### GOAL
Print out the entries below with no edits.

### LISTING
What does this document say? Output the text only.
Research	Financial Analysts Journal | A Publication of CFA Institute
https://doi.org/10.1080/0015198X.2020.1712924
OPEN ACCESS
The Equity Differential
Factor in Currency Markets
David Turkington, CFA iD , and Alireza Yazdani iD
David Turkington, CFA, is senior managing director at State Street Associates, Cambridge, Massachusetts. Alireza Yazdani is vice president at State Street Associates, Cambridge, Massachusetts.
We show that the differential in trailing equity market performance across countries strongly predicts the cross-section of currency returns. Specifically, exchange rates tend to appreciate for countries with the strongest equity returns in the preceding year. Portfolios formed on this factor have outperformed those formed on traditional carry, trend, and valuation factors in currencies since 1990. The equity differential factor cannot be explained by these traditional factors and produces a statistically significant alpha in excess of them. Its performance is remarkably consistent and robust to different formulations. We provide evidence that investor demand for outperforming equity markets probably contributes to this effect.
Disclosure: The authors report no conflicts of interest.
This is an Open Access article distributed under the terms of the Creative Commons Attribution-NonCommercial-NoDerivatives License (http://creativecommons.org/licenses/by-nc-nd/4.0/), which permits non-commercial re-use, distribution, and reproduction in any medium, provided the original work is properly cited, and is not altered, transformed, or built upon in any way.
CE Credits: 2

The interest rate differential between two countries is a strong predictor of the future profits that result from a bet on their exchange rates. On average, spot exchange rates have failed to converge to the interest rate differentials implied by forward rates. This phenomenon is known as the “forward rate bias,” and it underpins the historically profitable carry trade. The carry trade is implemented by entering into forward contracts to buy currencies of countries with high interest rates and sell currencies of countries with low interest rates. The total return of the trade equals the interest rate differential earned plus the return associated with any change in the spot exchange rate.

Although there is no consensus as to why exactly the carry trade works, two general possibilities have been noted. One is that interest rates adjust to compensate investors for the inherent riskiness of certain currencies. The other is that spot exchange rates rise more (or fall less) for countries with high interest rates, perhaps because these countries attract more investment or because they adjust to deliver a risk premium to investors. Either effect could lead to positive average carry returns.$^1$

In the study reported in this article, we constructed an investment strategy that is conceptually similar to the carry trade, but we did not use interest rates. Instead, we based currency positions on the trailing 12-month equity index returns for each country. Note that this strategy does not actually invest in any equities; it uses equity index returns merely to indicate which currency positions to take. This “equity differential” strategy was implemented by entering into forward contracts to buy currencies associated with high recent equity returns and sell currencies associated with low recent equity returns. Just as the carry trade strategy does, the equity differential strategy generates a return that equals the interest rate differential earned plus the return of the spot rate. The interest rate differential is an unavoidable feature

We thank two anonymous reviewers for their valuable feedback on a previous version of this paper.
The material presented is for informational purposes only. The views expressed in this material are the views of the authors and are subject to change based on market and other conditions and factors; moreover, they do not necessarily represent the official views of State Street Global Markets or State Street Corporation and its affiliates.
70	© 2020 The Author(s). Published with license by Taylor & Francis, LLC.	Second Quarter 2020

### CORRECT RESPONSE
What does this document say? Output the text only.
Research	Financial Analysts Journal | A Publication of CFA Institute
https://doi.org/10.1080/0015198X.2020.1712924
OPEN ACCESS
The Equity Differential
Factor in Currency Markets
David Turkington, CFA iD , and Alireza Yazdani iD
David Turkington, CFA, is senior managing director at State Street Associates, Cambridge, Massachusetts. Alireza Yazdani is vice president at State Street Associates, Cambridge, Massachusetts.
We show that the differential in trailing equity market performance across countries strongly predicts the cross-section of currency returns. Specifically, exchange rates tend to appreciate for countries with the strongest equity returns in the preceding year. Portfolios formed on this factor have outperformed those formed on traditional carry, trend, and valuation factors in currencies since 1990. The equity differential factor cannot be explained by these traditional factors and produces a statistically significant alpha in excess of them. Its performance is remarkably consistent and robust to different formulations. We provide evidence that investor demand for outperforming equity markets probably contributes to this effect.
Disclosure: The authors report no conflicts of interest.
This is an Open Access article distributed under the terms of the Creative Commons Attribution-NonCommercial-NoDerivatives License (http://creativecommons.org/licenses/by-nc-nd/4.0/), which permits non-commercial re-use, distribution, and reproduction in any medium, provided the original work is properly cited, and is not altered, transformed, or built upon in any way.
CE Credits: 2

The interest rate differential between two countries is a strong predictor of the future profits that result from a bet on their exchange rates. On average, spot exchange rates have failed to converge to the interest rate differentials implied by forward rates. This phenomenon is known as the “forward rate bias,” and it underpins the historically profitable carry trade. The carry trade is implemented by entering into forward contracts to buy currencies of countries with high interest rates and sell currencies of countries with low interest rates. The total return of the trade equals the interest rate differential earned plus the return associated with any change in the spot exchange rate.

Although there is no consensus as to why exactly the carry trade works, two general possibilities have been noted. One is that interest rates adjust to compensate investors for the inherent riskiness of certain currencies. The other is that spot exchange rates rise more (or fall less) for countries with high interest rates, perhaps because these countries attract more investment or because they adjust to deliver a risk premium to investors. Either effect could lead to positive average carry returns.$^1$

In the study reported in this article, we constructed an investment strategy that is conceptually similar to the carry trade, but we did not use interest rates. Instead, we based currency positions on the trailing 12-month equity index returns for each country. Note that this strategy does not actually invest in any equities; it uses equity index returns merely to indicate which currency positions to take. This “equity differential” strategy was implemented by entering into forward contracts to buy currencies associated with high recent equity returns and sell currencies associated with low recent equity returns. Just as the carry trade strategy does, the equity differential strategy generates a return that equals the interest rate differential earned plus the return of the spot rate. The interest rate differential is an unavoidable feature

We thank two anonymous reviewers for their valuable feedback on a previous version of this paper.
The material presented is for informational purposes only. The views expressed in this material are the views of the authors and are subject to change based on market and other conditions and factors; moreover, they do not necessarily represent the official views of State Street Global Markets or State Street Corporation and its affiliates.
70	© 2020 The Author(s). Published with license by Taylor & Francis, LLC.	Second Quarter 2020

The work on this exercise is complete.